»»

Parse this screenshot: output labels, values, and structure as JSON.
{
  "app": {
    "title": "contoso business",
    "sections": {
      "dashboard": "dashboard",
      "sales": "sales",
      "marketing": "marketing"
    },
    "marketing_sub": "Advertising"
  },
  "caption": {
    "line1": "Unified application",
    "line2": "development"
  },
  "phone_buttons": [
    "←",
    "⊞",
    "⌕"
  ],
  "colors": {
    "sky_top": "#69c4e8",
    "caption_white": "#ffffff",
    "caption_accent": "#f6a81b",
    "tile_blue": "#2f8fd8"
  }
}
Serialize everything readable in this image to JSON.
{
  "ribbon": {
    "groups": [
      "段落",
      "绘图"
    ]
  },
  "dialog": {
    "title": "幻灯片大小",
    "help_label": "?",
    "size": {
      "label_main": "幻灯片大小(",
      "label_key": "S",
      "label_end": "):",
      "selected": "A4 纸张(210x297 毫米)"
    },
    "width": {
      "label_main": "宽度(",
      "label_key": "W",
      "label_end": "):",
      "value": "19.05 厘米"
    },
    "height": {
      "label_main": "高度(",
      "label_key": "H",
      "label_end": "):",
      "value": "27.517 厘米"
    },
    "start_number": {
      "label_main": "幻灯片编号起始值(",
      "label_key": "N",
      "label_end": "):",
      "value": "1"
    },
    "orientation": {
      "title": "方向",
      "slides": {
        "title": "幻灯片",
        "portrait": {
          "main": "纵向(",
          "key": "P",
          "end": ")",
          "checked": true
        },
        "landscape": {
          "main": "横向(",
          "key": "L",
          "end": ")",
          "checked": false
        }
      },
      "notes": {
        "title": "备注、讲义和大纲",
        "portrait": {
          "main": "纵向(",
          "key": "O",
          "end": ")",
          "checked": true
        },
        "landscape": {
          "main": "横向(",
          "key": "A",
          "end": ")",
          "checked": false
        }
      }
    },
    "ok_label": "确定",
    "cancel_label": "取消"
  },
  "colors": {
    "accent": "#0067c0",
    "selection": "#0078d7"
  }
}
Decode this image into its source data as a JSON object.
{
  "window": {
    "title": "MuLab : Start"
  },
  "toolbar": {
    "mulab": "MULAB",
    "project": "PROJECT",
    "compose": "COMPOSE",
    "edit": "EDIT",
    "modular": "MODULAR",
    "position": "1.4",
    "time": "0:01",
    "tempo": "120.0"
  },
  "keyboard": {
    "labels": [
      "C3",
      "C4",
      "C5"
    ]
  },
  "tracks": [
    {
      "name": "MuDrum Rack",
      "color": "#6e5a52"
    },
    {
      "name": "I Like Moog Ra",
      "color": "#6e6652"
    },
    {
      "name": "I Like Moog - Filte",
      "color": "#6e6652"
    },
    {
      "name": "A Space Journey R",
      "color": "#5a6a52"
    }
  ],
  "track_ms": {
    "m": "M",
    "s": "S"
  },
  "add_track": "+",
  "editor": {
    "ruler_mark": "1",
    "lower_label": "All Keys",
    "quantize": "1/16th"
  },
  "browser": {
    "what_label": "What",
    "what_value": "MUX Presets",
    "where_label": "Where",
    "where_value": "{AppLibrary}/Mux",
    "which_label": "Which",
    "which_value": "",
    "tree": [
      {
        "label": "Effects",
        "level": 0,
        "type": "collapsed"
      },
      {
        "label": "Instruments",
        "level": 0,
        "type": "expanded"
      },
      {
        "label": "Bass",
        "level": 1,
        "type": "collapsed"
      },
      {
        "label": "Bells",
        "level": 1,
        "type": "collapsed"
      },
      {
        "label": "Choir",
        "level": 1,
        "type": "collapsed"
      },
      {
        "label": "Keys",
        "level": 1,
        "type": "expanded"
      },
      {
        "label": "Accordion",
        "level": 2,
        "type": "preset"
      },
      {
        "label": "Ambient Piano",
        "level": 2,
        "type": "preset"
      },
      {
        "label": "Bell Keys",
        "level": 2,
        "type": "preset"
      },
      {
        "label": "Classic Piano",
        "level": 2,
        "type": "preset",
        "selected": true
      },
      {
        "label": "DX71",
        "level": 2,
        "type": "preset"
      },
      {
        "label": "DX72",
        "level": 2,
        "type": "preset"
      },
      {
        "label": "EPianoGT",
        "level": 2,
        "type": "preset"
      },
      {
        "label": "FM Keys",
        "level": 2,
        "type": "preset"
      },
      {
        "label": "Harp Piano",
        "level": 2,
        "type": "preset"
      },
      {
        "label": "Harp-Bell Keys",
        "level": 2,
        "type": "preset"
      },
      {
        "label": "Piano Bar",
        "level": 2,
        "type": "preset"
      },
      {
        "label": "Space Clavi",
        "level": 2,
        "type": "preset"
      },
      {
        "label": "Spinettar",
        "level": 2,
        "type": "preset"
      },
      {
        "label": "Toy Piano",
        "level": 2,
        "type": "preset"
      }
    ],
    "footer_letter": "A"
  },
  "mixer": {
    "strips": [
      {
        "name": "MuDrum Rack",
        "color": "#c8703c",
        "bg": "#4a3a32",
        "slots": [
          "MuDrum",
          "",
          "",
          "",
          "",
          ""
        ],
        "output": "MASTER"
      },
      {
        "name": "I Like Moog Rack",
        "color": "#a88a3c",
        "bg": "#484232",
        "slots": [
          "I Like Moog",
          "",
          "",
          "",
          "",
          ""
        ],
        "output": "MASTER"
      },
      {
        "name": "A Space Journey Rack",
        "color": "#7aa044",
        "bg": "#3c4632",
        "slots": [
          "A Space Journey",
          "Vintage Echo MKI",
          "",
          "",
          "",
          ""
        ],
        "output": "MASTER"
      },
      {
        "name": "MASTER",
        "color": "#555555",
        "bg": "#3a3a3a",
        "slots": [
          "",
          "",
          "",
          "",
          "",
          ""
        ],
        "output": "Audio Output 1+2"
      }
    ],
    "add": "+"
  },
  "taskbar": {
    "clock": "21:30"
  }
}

««

WHAT IS ASKED
Identify and extract each line of the listing that contains "Space".

RESULT FOR THIS TASK
      "name": "A Space Journey R",
        "label": "Space Clavi",
        "name": "A Space Journey Rack",
          "A Space Journey",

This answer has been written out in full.